WHAT IS BEING ASKED:
Return the data exactly, with all pictures removed.

++++ EXTRACTED DATA

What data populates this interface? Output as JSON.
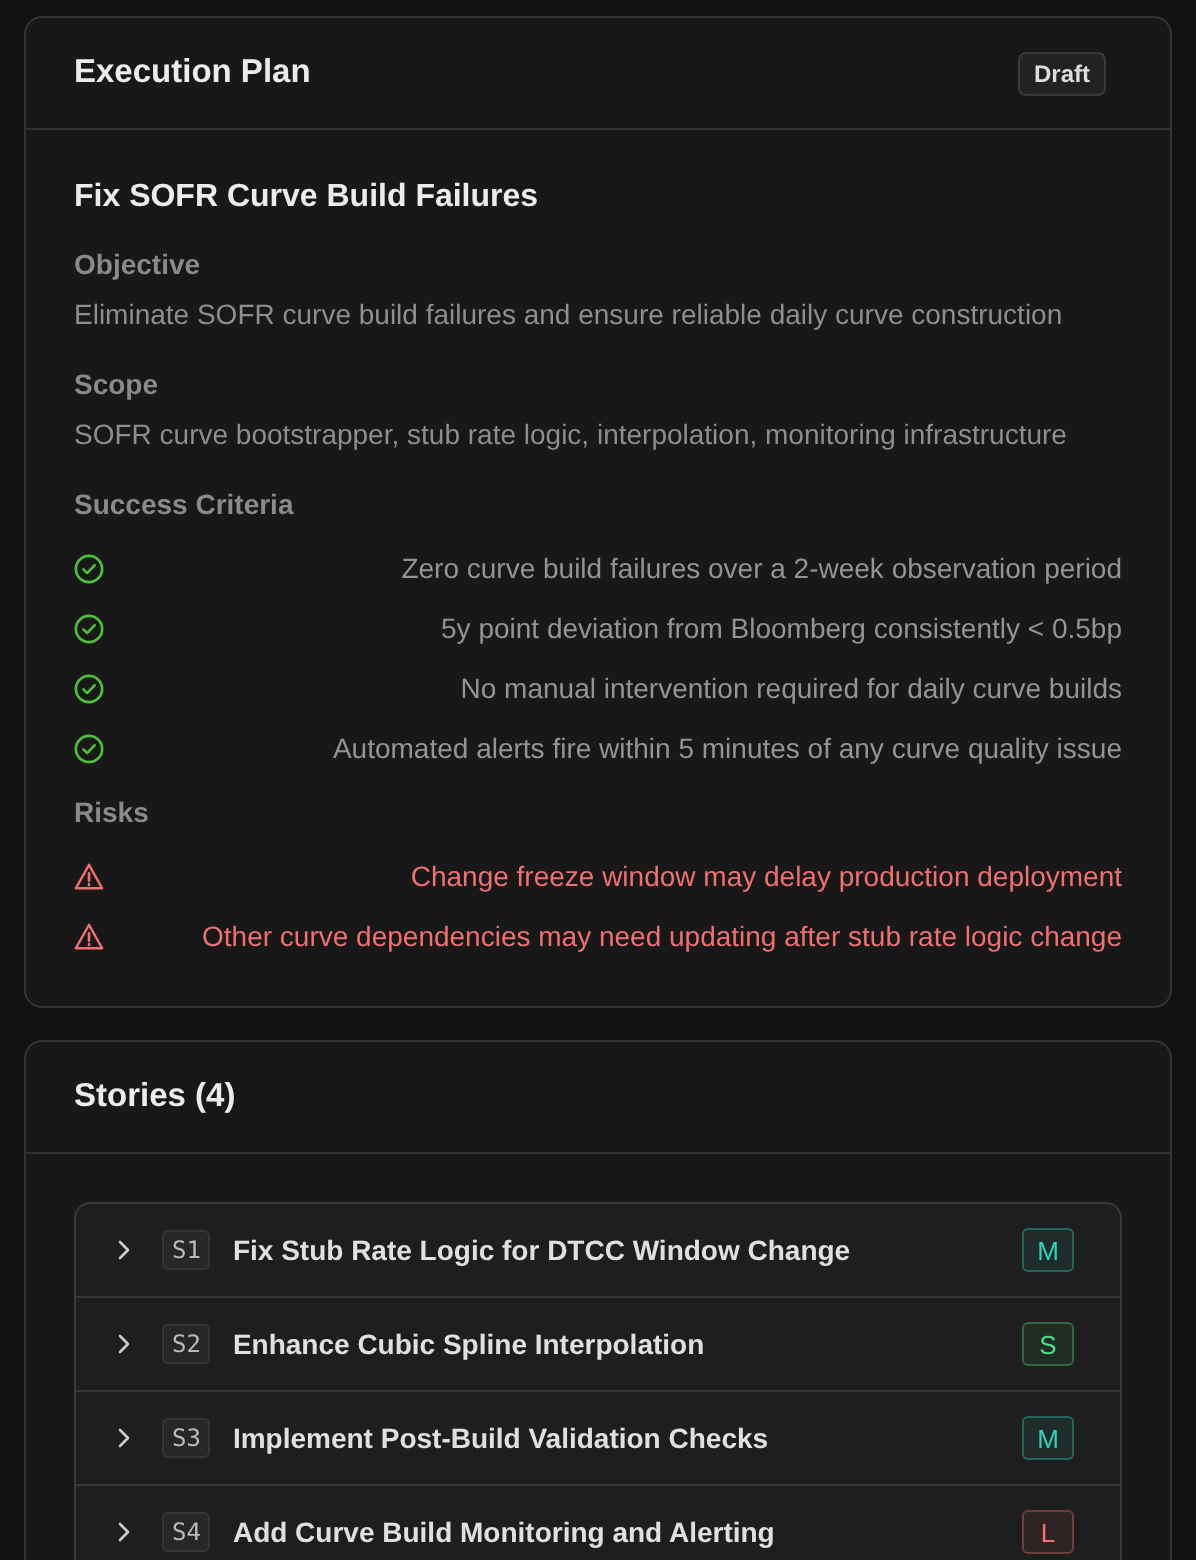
{
  "plan": {
    "title": "Execution Plan",
    "status": "Draft",
    "name": "Fix SOFR Curve Build Failures",
    "objective": {
      "label": "Objective",
      "text": "Eliminate SOFR curve build failures and ensure reliable daily curve construction"
    },
    "scope": {
      "label": "Scope",
      "text": "SOFR curve bootstrapper, stub rate logic, interpolation, monitoring infrastructure"
    },
    "success_criteria": {
      "label": "Success Criteria",
      "items": [
        "Zero curve build failures over a 2-week observation period",
        "5y point deviation from Bloomberg consistently < 0.5bp",
        "No manual intervention required for daily curve builds",
        "Automated alerts fire within 5 minutes of any curve quality issue"
      ]
    },
    "risks": {
      "label": "Risks",
      "items": [
        "Change freeze window may delay production deployment",
        "Other curve dependencies may need updating after stub rate logic change"
      ]
    }
  },
  "stories": {
    "title": "Stories (4)",
    "items": [
      {
        "id": "S1",
        "title": "Fix Stub Rate Logic for DTCC Window Change",
        "size": "M",
        "color": "#2dd4bf",
        "expanded": false
      },
      {
        "id": "S2",
        "title": "Enhance Cubic Spline Interpolation",
        "size": "S",
        "color": "#4ade80",
        "expanded": false
      },
      {
        "id": "S3",
        "title": "Implement Post-Build Validation Checks",
        "size": "M",
        "color": "#2dd4bf",
        "expanded": false
      },
      {
        "id": "S4",
        "title": "Add Curve Build Monitoring and Alerting",
        "size": "L",
        "color": "#f87171",
        "expanded": false
      }
    ]
  }
}
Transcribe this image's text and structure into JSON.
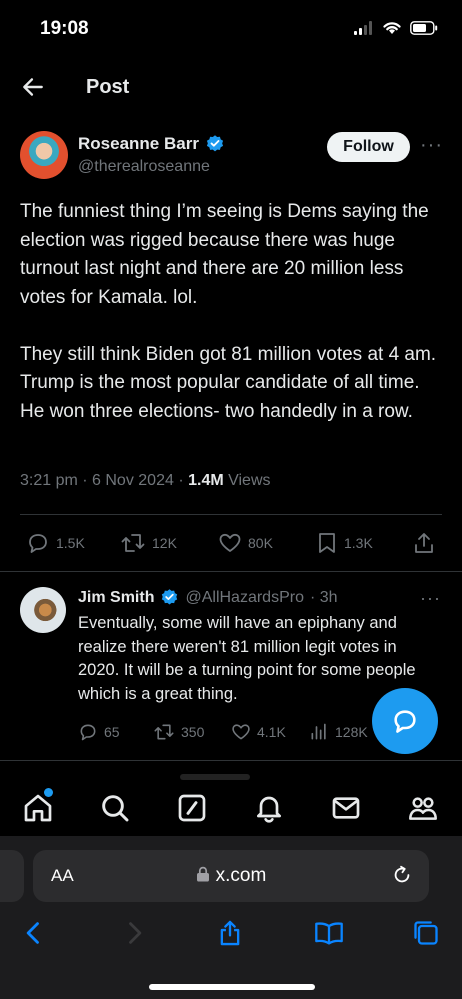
{
  "status_bar": {
    "time": "19:08"
  },
  "header": {
    "title": "Post"
  },
  "tweet": {
    "author_name": "Roseanne Barr",
    "author_handle": "@therealroseanne",
    "follow_label": "Follow",
    "more": "···",
    "text": "The funniest thing I’m seeing is Dems saying the election was rigged because there was huge turnout last night and there are 20 million less votes for Kamala. lol.\n\nThey still think Biden got 81 million votes at 4 am. Trump is the most popular candidate of all time. He won three elections- two handedly in a row.",
    "timestamp": "3:21 pm · 6 Nov 2024 · ",
    "views_count": "1.4M",
    "views_label": " Views",
    "replies": "1.5K",
    "reposts": "12K",
    "likes": "80K",
    "bookmarks": "1.3K"
  },
  "reply": {
    "author_name": "Jim Smith",
    "author_handle": "@AllHazardsPro",
    "time": "· 3h",
    "more": "···",
    "text": "Eventually, some will have an epiphany and realize there weren't 81 million legit votes in 2020. It will be a turning point for some people which is a great thing.",
    "replies": "65",
    "reposts": "350",
    "likes": "4.1K",
    "views": "128K"
  },
  "colors": {
    "accent": "#1d9bf0",
    "background": "#000000",
    "muted": "#71767b",
    "verified": "#1d9bf0"
  },
  "bottom_nav": [
    "home-icon",
    "search-icon",
    "grok-icon",
    "notifications-icon",
    "messages-icon",
    "communities-icon"
  ],
  "browser": {
    "aa_label": "AA",
    "url": "x.com"
  }
}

++++++++

RESPONSE TO THE TASK:
What data populates this interface? Output as JSON.
{
  "plan": {
    "title": "Execution Plan",
    "status": "Draft",
    "name": "Fix SOFR Curve Build Failures",
    "objective": {
      "label": "Objective",
      "text": "Eliminate SOFR curve build failures and ensure reliable daily curve construction"
    },
    "scope": {
      "label": "Scope",
      "text": "SOFR curve bootstrapper, stub rate logic, interpolation, monitoring infrastructure"
    },
    "success_criteria": {
      "label": "Success Criteria",
      "items": [
        "Zero curve build failures over a 2-week observation period",
        "5y point deviation from Bloomberg consistently < 0.5bp",
        "No manual intervention required for daily curve builds",
        "Automated alerts fire within 5 minutes of any curve quality issue"
      ]
    },
    "risks": {
      "label": "Risks",
      "items": [
        "Change freeze window may delay production deployment",
        "Other curve dependencies may need updating after stub rate logic change"
      ]
    }
  },
  "stories": {
    "title": "Stories (4)",
    "items": [
      {
        "id": "S1",
        "title": "Fix Stub Rate Logic for DTCC Window Change",
        "size": "M",
        "color": "#2dd4bf",
        "expanded": false
      },
      {
        "id": "S2",
        "title": "Enhance Cubic Spline Interpolation",
        "size": "S",
        "color": "#4ade80",
        "expanded": false
      },
      {
        "id": "S3",
        "title": "Implement Post-Build Validation Checks",
        "size": "M",
        "color": "#2dd4bf",
        "expanded": false
      },
      {
        "id": "S4",
        "title": "Add Curve Build Monitoring and Alerting",
        "size": "L",
        "color": "#f87171",
        "expanded": false
      }
    ]
  }
}
Transcribe this image's text and structure into JSON.
{
  "status_bar": {
    "time": "19:08"
  },
  "header": {
    "title": "Post"
  },
  "tweet": {
    "author_name": "Roseanne Barr",
    "author_handle": "@therealroseanne",
    "follow_label": "Follow",
    "more": "···",
    "text": "The funniest thing I’m seeing is Dems saying the election was rigged because there was huge turnout last night and there are 20 million less votes for Kamala. lol.\n\nThey still think Biden got 81 million votes at 4 am. Trump is the most popular candidate of all time. He won three elections- two handedly in a row.",
    "timestamp": "3:21 pm · 6 Nov 2024 · ",
    "views_count": "1.4M",
    "views_label": " Views",
    "replies": "1.5K",
    "reposts": "12K",
    "likes": "80K",
    "bookmarks": "1.3K"
  },
  "reply": {
    "author_name": "Jim Smith",
    "author_handle": "@AllHazardsPro",
    "time": "· 3h",
    "more": "···",
    "text": "Eventually, some will have an epiphany and realize there weren't 81 million legit votes in 2020. It will be a turning point for some people which is a great thing.",
    "replies": "65",
    "reposts": "350",
    "likes": "4.1K",
    "views": "128K"
  },
  "colors": {
    "accent": "#1d9bf0",
    "background": "#000000",
    "muted": "#71767b",
    "verified": "#1d9bf0"
  },
  "bottom_nav": [
    "home-icon",
    "search-icon",
    "grok-icon",
    "notifications-icon",
    "messages-icon",
    "communities-icon"
  ],
  "browser": {
    "aa_label": "AA",
    "url": "x.com"
  }
}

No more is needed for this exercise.